(A block of data)
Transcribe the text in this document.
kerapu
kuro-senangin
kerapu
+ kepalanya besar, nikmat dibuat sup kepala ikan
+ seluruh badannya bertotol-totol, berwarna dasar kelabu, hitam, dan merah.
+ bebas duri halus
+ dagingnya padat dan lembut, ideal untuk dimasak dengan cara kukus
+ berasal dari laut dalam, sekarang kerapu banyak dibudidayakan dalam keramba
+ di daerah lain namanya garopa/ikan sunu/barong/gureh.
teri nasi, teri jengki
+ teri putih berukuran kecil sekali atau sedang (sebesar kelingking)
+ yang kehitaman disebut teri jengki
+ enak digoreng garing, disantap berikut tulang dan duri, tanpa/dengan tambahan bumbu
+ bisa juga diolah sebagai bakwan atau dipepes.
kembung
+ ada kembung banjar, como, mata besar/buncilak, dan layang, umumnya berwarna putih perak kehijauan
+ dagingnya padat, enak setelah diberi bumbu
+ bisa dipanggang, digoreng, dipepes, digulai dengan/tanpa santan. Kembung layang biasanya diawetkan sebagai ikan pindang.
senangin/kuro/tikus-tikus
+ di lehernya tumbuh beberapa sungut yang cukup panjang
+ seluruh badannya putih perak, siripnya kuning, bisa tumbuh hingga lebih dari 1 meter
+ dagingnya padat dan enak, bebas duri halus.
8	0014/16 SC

YOUR TASK: Copy each line of the records containing the string "duri".

SOLUTION BELOW:
+ bebas duri halus
+ enak digoreng garing, disantap berikut tulang dan duri, tanpa/dengan tambahan bumbu
+ dagingnya padat dan enak, bebas duri halus.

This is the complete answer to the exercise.